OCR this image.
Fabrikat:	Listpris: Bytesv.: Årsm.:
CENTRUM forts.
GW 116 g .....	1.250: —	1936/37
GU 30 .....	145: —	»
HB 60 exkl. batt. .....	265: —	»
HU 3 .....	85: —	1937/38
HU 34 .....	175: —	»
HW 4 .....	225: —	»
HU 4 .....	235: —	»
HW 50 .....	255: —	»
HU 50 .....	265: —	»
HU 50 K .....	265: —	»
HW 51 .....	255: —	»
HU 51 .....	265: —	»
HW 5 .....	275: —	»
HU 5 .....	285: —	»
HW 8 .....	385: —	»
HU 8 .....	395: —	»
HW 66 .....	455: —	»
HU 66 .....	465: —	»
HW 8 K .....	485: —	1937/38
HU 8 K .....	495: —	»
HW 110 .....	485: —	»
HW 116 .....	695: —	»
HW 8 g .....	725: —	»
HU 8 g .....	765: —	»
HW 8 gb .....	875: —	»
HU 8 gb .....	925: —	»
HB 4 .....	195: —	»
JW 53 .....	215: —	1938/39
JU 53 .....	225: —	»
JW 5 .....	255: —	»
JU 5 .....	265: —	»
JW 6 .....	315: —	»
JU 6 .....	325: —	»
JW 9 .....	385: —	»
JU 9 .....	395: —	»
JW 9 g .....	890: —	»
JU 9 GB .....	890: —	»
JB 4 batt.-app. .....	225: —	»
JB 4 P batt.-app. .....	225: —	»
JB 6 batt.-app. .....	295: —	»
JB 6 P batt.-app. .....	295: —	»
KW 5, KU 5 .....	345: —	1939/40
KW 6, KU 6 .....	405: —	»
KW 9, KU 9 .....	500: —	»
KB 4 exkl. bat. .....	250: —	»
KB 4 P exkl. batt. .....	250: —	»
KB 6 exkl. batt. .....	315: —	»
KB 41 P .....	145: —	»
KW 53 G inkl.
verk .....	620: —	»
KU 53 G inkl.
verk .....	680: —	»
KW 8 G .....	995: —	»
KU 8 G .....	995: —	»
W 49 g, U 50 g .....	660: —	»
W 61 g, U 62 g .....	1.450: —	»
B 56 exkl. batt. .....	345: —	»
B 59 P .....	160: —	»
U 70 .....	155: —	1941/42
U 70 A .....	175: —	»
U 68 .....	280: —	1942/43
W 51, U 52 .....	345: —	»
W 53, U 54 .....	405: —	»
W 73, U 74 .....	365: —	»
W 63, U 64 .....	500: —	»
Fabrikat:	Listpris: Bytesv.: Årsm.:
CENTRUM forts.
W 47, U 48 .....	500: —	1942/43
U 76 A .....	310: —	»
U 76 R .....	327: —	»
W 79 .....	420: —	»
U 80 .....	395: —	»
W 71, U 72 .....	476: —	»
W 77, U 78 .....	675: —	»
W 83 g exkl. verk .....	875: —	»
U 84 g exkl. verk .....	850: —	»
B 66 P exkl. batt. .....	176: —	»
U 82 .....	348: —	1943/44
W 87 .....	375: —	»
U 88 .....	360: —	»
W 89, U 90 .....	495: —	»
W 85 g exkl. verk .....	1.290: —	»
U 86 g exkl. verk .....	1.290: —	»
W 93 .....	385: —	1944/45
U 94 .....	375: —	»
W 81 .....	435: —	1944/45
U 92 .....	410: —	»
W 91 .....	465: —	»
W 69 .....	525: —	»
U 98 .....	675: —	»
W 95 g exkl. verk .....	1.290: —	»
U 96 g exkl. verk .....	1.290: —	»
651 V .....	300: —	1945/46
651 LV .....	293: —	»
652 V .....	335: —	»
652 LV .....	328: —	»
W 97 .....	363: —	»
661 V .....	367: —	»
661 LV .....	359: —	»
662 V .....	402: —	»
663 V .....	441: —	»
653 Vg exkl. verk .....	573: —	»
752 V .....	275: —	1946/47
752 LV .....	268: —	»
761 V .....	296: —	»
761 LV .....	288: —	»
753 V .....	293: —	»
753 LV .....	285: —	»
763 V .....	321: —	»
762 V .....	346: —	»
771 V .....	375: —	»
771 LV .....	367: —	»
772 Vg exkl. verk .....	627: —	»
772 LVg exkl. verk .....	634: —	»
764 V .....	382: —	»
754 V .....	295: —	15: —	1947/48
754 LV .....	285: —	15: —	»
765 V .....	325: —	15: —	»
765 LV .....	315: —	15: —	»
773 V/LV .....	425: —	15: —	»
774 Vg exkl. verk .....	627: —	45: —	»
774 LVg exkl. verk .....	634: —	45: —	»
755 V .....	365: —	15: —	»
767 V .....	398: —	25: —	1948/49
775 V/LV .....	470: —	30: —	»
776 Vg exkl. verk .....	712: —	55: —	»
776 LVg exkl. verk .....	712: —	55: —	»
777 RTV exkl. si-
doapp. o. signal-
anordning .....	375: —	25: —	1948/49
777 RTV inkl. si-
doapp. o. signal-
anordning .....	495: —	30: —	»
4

* WHAT IS REQUIRED
Each line of the material above needs to be quoted exactly, please.

* FULL OUTPUT
OCR this image.
Fabrikat:	Listpris: Bytesv.: Årsm.:
CENTRUM forts.
GW 116 g .....	1.250: —	1936/37
GU 30 .....	145: —	»
HB 60 exkl. batt. .....	265: —	»
HU 3 .....	85: —	1937/38
HU 34 .....	175: —	»
HW 4 .....	225: —	»
HU 4 .....	235: —	»
HW 50 .....	255: —	»
HU 50 .....	265: —	»
HU 50 K .....	265: —	»
HW 51 .....	255: —	»
HU 51 .....	265: —	»
HW 5 .....	275: —	»
HU 5 .....	285: —	»
HW 8 .....	385: —	»
HU 8 .....	395: —	»
HW 66 .....	455: —	»
HU 66 .....	465: —	»
HW 8 K .....	485: —	1937/38
HU 8 K .....	495: —	»
HW 110 .....	485: —	»
HW 116 .....	695: —	»
HW 8 g .....	725: —	»
HU 8 g .....	765: —	»
HW 8 gb .....	875: —	»
HU 8 gb .....	925: —	»
HB 4 .....	195: —	»
JW 53 .....	215: —	1938/39
JU 53 .....	225: —	»
JW 5 .....	255: —	»
JU 5 .....	265: —	»
JW 6 .....	315: —	»
JU 6 .....	325: —	»
JW 9 .....	385: —	»
JU 9 .....	395: —	»
JW 9 g .....	890: —	»
JU 9 GB .....	890: —	»
JB 4 batt.-app. .....	225: —	»
JB 4 P batt.-app. .....	225: —	»
JB 6 batt.-app. .....	295: —	»
JB 6 P batt.-app. .....	295: —	»
KW 5, KU 5 .....	345: —	1939/40
KW 6, KU 6 .....	405: —	»
KW 9, KU 9 .....	500: —	»
KB 4 exkl. bat. .....	250: —	»
KB 4 P exkl. batt. .....	250: —	»
KB 6 exkl. batt. .....	315: —	»
KB 41 P .....	145: —	»
KW 53 G inkl.
verk .....	620: —	»
KU 53 G inkl.
verk .....	680: —	»
KW 8 G .....	995: —	»
KU 8 G .....	995: —	»
W 49 g, U 50 g .....	660: —	»
W 61 g, U 62 g .....	1.450: —	»
B 56 exkl. batt. .....	345: —	»
B 59 P .....	160: —	»
U 70 .....	155: —	1941/42
U 70 A .....	175: —	»
U 68 .....	280: —	1942/43
W 51, U 52 .....	345: —	»
W 53, U 54 .....	405: —	»
W 73, U 74 .....	365: —	»
W 63, U 64 .....	500: —	»
Fabrikat:	Listpris: Bytesv.: Årsm.:
CENTRUM forts.
W 47, U 48 .....	500: —	1942/43
U 76 A .....	310: —	»
U 76 R .....	327: —	»
W 79 .....	420: —	»
U 80 .....	395: —	»
W 71, U 72 .....	476: —	»
W 77, U 78 .....	675: —	»
W 83 g exkl. verk .....	875: —	»
U 84 g exkl. verk .....	850: —	»
B 66 P exkl. batt. .....	176: —	»
U 82 .....	348: —	1943/44
W 87 .....	375: —	»
U 88 .....	360: —	»
W 89, U 90 .....	495: —	»
W 85 g exkl. verk .....	1.290: —	»
U 86 g exkl. verk .....	1.290: —	»
W 93 .....	385: —	1944/45
U 94 .....	375: —	»
W 81 .....	435: —	1944/45
U 92 .....	410: —	»
W 91 .....	465: —	»
W 69 .....	525: —	»
U 98 .....	675: —	»
W 95 g exkl. verk .....	1.290: —	»
U 96 g exkl. verk .....	1.290: —	»
651 V .....	300: —	1945/46
651 LV .....	293: —	»
652 V .....	335: —	»
652 LV .....	328: —	»
W 97 .....	363: —	»
661 V .....	367: —	»
661 LV .....	359: —	»
662 V .....	402: —	»
663 V .....	441: —	»
653 Vg exkl. verk .....	573: —	»
752 V .....	275: —	1946/47
752 LV .....	268: —	»
761 V .....	296: —	»
761 LV .....	288: —	»
753 V .....	293: —	»
753 LV .....	285: —	»
763 V .....	321: —	»
762 V .....	346: —	»
771 V .....	375: —	»
771 LV .....	367: —	»
772 Vg exkl. verk .....	627: —	»
772 LVg exkl. verk .....	634: —	»
764 V .....	382: —	»
754 V .....	295: —	15: —	1947/48
754 LV .....	285: —	15: —	»
765 V .....	325: —	15: —	»
765 LV .....	315: —	15: —	»
773 V/LV .....	425: —	15: —	»
774 Vg exkl. verk .....	627: —	45: —	»
774 LVg exkl. verk .....	634: —	45: —	»
755 V .....	365: —	15: —	»
767 V .....	398: —	25: —	1948/49
775 V/LV .....	470: —	30: —	»
776 Vg exkl. verk .....	712: —	55: —	»
776 LVg exkl. verk .....	712: —	55: —	»
777 RTV exkl. si-
doapp. o. signal-
anordning .....	375: —	25: —	1948/49
777 RTV inkl. si-
doapp. o. signal-
anordning .....	495: —	30: —	»
4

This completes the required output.